§ **Job**:
Write the records below out in full, character for character, with no pictures.

Entries from a visual dataset

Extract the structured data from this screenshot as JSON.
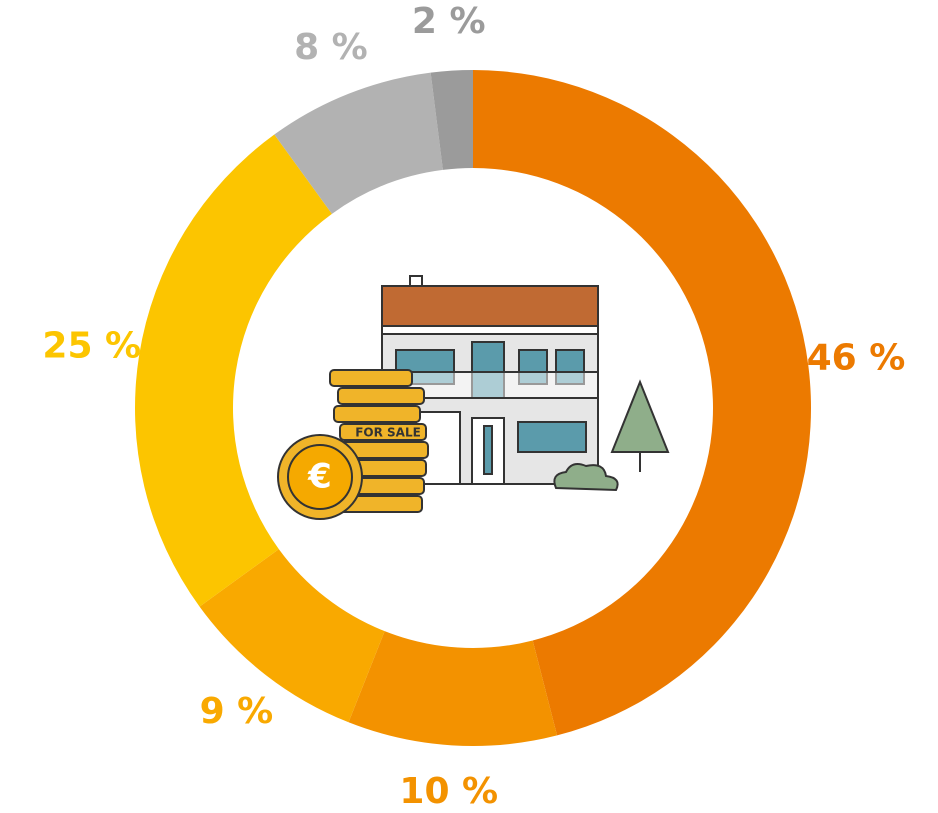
{
  "chart_data": {
    "type": "donut",
    "values": [
      46,
      10,
      9,
      25,
      8,
      2
    ],
    "value_labels": [
      "46 %",
      "10 %",
      "9 %",
      "25 %",
      "8 %",
      "2 %"
    ],
    "colors": [
      "#ec7a00",
      "#f39200",
      "#f9a900",
      "#fcc500",
      "#b2b2b2",
      "#9b9b9b"
    ],
    "illustration_text": "FOR SALE",
    "currency_symbol": "€"
  }
}
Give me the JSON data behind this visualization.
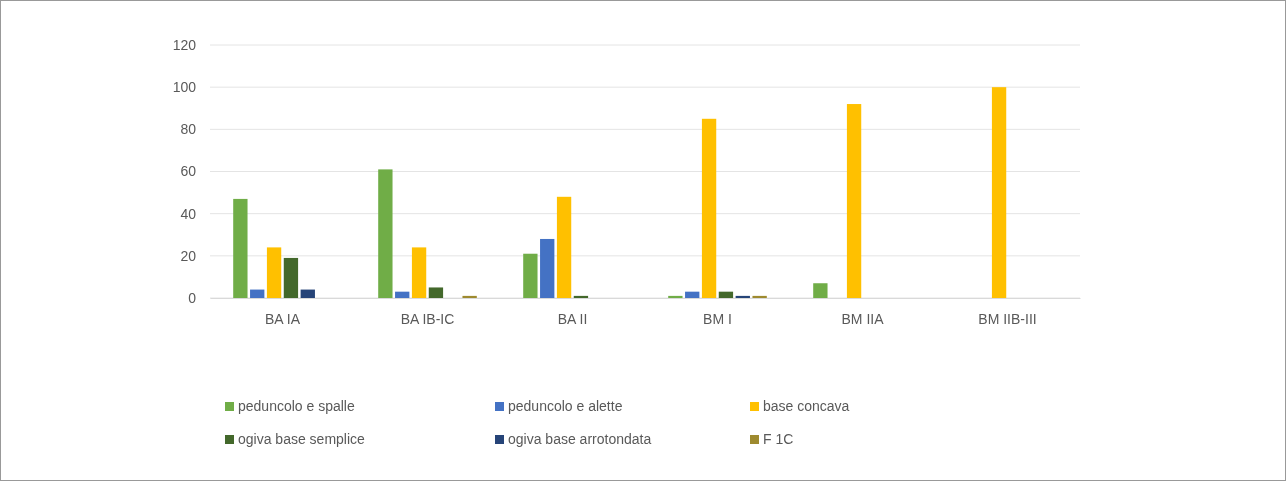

§ **Full output**:
Extract the structured data from this screenshot as JSON.
{
  "chart_data": {
    "type": "donut",
    "values": [
      46,
      10,
      9,
      25,
      8,
      2
    ],
    "value_labels": [
      "46 %",
      "10 %",
      "9 %",
      "25 %",
      "8 %",
      "2 %"
    ],
    "colors": [
      "#ec7a00",
      "#f39200",
      "#f9a900",
      "#fcc500",
      "#b2b2b2",
      "#9b9b9b"
    ],
    "illustration_text": "FOR SALE",
    "currency_symbol": "€"
  }
}
Give me the JSON data behind this visualization.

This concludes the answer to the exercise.